◆ **PROBLEM TO SOLVE**: Within the records that follow, find every line containing the string "Coordinator". Copy those lines.

○ ○ ○ ○ ○ ○ ○

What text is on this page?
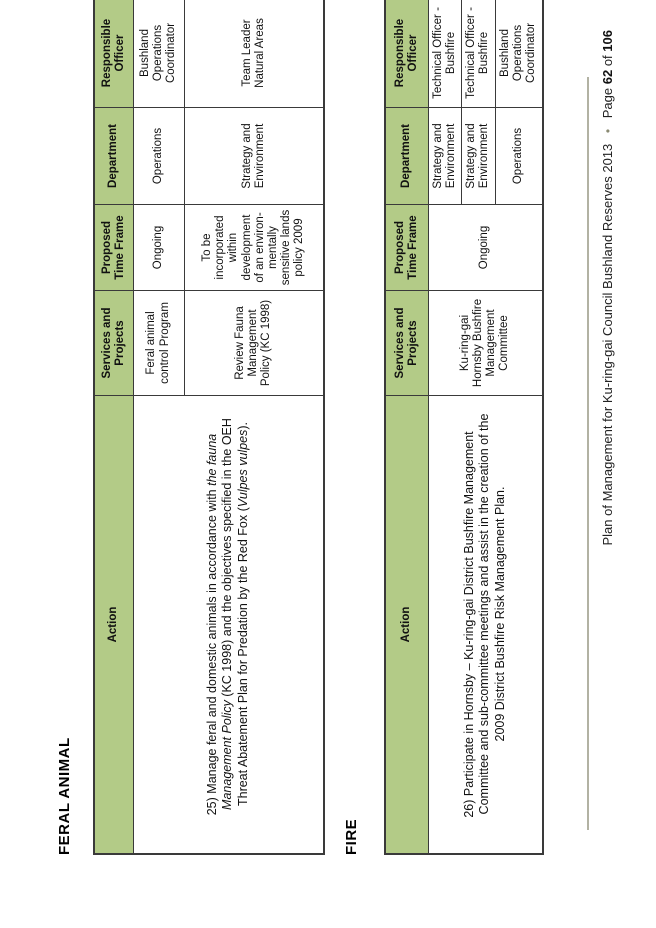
FERAL ANIMAL
Action	Services and Projects	Proposed Time Frame	Department	Responsible Officer

25) Manage feral and domestic animals in accordance with the fauna Management Policy (KC 1998) and the objectives specified in the OEH Threat Abatement Plan for Predation by the Red Fox (Vulpes vulpes).	Feral animal control Program	Ongoing	Operations	Bushland Operations Coordinator
	Review Fauna Management Policy (KC 1998)	To be incorporated within development of an environ-mentally sensitive lands policy 2009	Strategy and Environment	Team Leader Natural Areas
FIRE
Action	Services and Projects	Proposed Time Frame	Department	Responsible Officer

26) Participate in Hornsby – Ku-ring-gai District Bushfire Management Committee and sub-committee meetings and assist in the creation of the 2009 District Bushfire Risk Management Plan.	Ku-ring-gai Hornsby Bushfire Management Committee	Ongoing	Strategy and Environment	Technical Officer - Bushfire
			Strategy and Environment	Technical Officer - Bushfire
			Operations	Bushland Operations Coordinator
Plan of Management for Ku-ring-gai Council Bushland Reserves 2013 • Page 62 of 106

○ ○ ○ ○ ○ ○ ○

◆ **OUTPUT OF THE TASK**:
25) Manage feral and domestic animals in accordance with the fauna Management Policy (KC 1998) and the objectives specified in the OEH Threat Abatement Plan for Predation by the Red Fox (Vulpes vulpes).	Feral animal control Program	Ongoing	Operations	Bushland Operations Coordinator
			Operations	Bushland Operations Coordinator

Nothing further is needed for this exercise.